**** Data ****

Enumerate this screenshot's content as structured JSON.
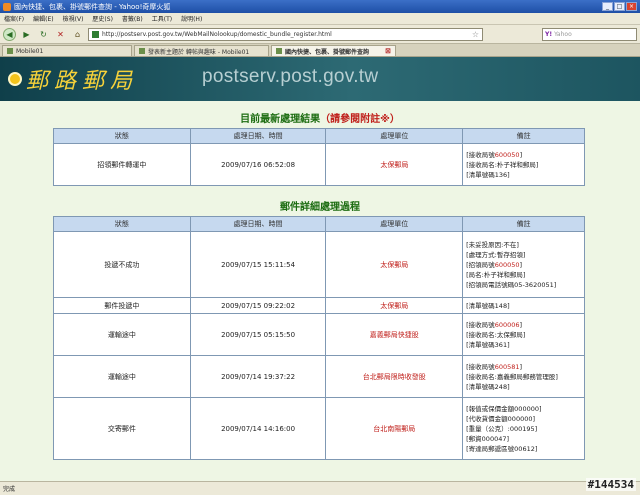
{
  "window": {
    "title": "國內快捷、包裹、掛號郵件查詢 - Yahoo!奇摩火狐"
  },
  "menu": [
    "檔案(F)",
    "編輯(E)",
    "檢視(V)",
    "歷史(S)",
    "書籤(B)",
    "工具(T)",
    "說明(H)"
  ],
  "nav": {
    "url": "http://postserv.post.gov.tw/WebMailNolookup/domestic_bundle_register.html",
    "search_placeholder": "Yahoo"
  },
  "tabs": [
    {
      "label": "Mobile01"
    },
    {
      "label": "發表新主題於 轉帖與趣味 - Mobile01"
    },
    {
      "label": "國內快捷、包裹、掛號郵件查詢"
    }
  ],
  "banner": {
    "logo": "郵路郵局",
    "domain": "postserv.post.gov.tw"
  },
  "latest": {
    "title": "目前最新處理結果",
    "note": "（請參閱附註※）",
    "headers": [
      "狀態",
      "處理日期、時間",
      "處理單位",
      "備註"
    ],
    "row": {
      "status": "招領郵件轉運中",
      "datetime": "2009/07/16 06:52:08",
      "unit": "太保郵局",
      "notes": [
        {
          "label": "[接收局號",
          "code": "600050",
          "tail": "]"
        },
        {
          "label": "[接收局名:朴子祥和郵局]",
          "code": "",
          "tail": ""
        },
        {
          "label": "[清單號碼136]",
          "code": "",
          "tail": ""
        }
      ]
    }
  },
  "detail": {
    "title": "郵件詳細處理過程",
    "headers": [
      "狀態",
      "處理日期、時間",
      "處理單位",
      "備註"
    ],
    "rows": [
      {
        "status": "投遞不成功",
        "datetime": "2009/07/15 15:11:54",
        "unit": "太保郵局",
        "notes": [
          {
            "label": "[未妥投原因:不在]",
            "code": "",
            "tail": ""
          },
          {
            "label": "[處理方式:暫存招領]",
            "code": "",
            "tail": ""
          },
          {
            "label": "[招領局號",
            "code": "600050",
            "tail": "]"
          },
          {
            "label": "[局名:朴子祥和郵局]",
            "code": "",
            "tail": ""
          },
          {
            "label": "[招領局電話號碼05-3620051]",
            "code": "",
            "tail": ""
          }
        ]
      },
      {
        "status": "郵件投遞中",
        "datetime": "2009/07/15 09:22:02",
        "unit": "太保郵局",
        "notes": [
          {
            "label": "[清單號碼148]",
            "code": "",
            "tail": ""
          }
        ]
      },
      {
        "status": "運輸途中",
        "datetime": "2009/07/15 05:15:50",
        "unit": "嘉義郵局快捷股",
        "notes": [
          {
            "label": "[接收局號",
            "code": "600006",
            "tail": "]"
          },
          {
            "label": "[接收局名:太保郵局]",
            "code": "",
            "tail": ""
          },
          {
            "label": "[清單號碼361]",
            "code": "",
            "tail": ""
          }
        ]
      },
      {
        "status": "運輸途中",
        "datetime": "2009/07/14 19:37:22",
        "unit": "台北郵局限時收發股",
        "notes": [
          {
            "label": "[接收局號",
            "code": "600581",
            "tail": "]"
          },
          {
            "label": "[接收局名:嘉義郵局郵務管理股]",
            "code": "",
            "tail": ""
          },
          {
            "label": "[清單號碼248]",
            "code": "",
            "tail": ""
          }
        ]
      },
      {
        "status": "交寄郵件",
        "datetime": "2009/07/14 14:16:00",
        "unit": "台北南陽郵局",
        "notes": [
          {
            "label": "[報值或保價金額000000]",
            "code": "",
            "tail": ""
          },
          {
            "label": "[代收貨價金額000000]",
            "code": "",
            "tail": ""
          },
          {
            "label": "[重量（公克）:000195]",
            "code": "",
            "tail": ""
          },
          {
            "label": "[郵資000047]",
            "code": "",
            "tail": ""
          },
          {
            "label": "[寄達局郵遞區號00612]",
            "code": "",
            "tail": ""
          }
        ]
      }
    ]
  },
  "status": {
    "text": "完成"
  },
  "watermark": "#144534"
}
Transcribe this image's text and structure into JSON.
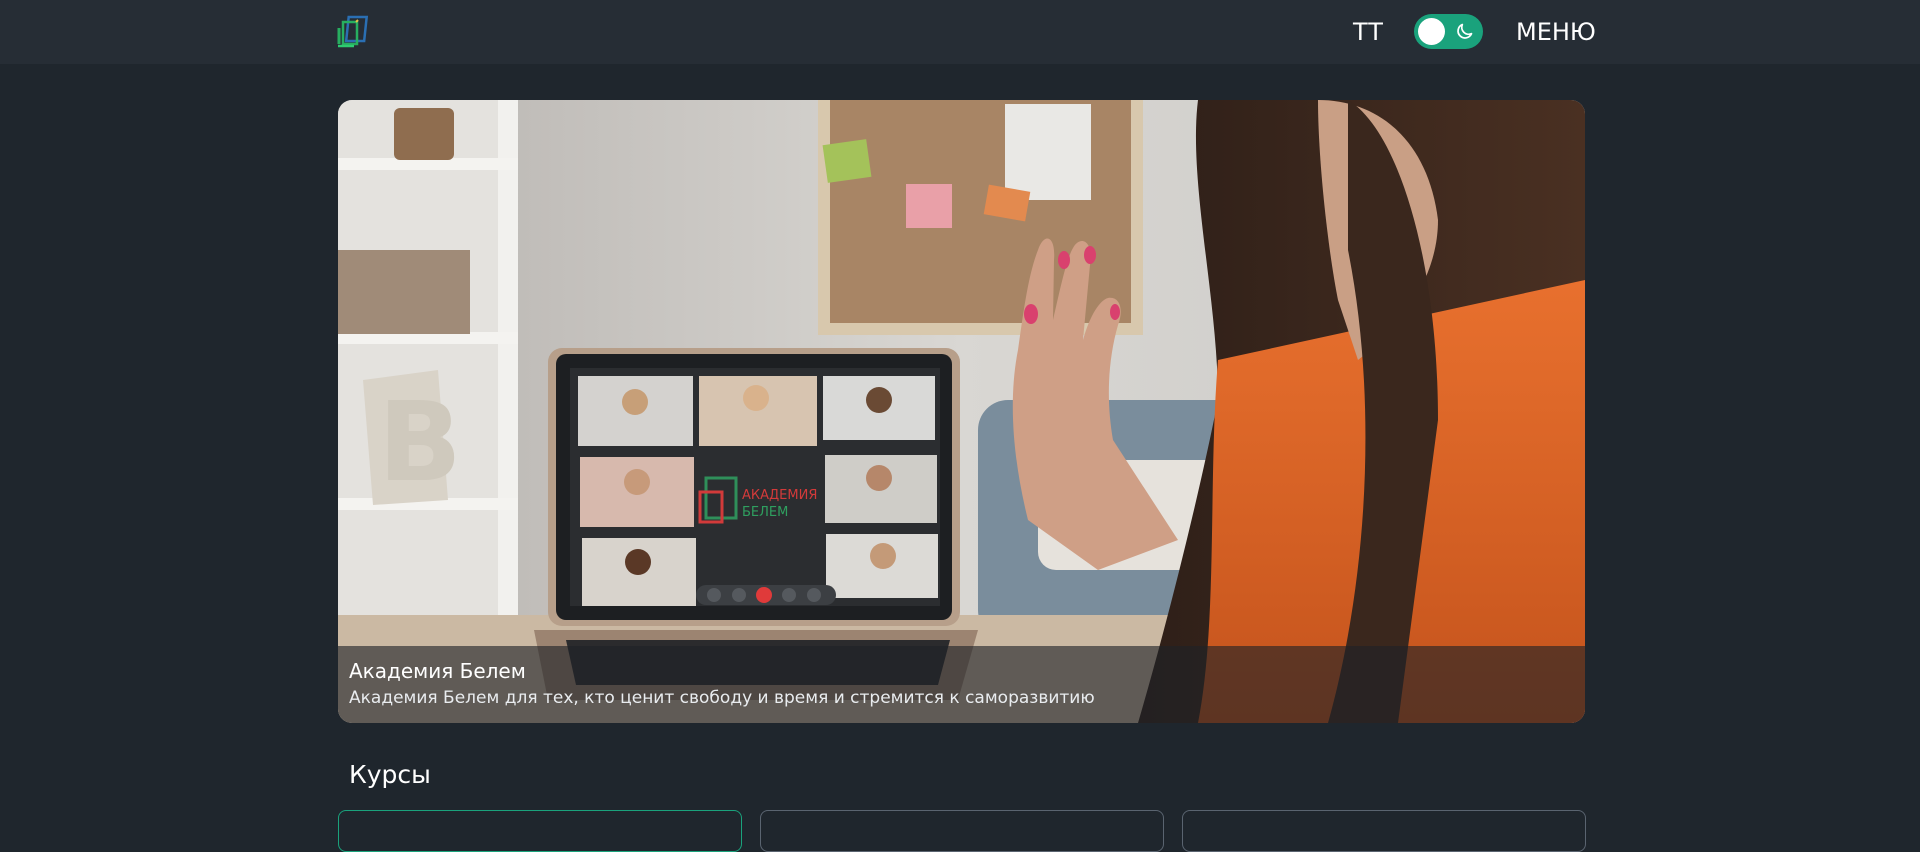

****

Copy every line of the records above that holds the word "JSON".

Enumerate this screenshot's content as structured JSON.
Transcribe this image's text and structure into JSON.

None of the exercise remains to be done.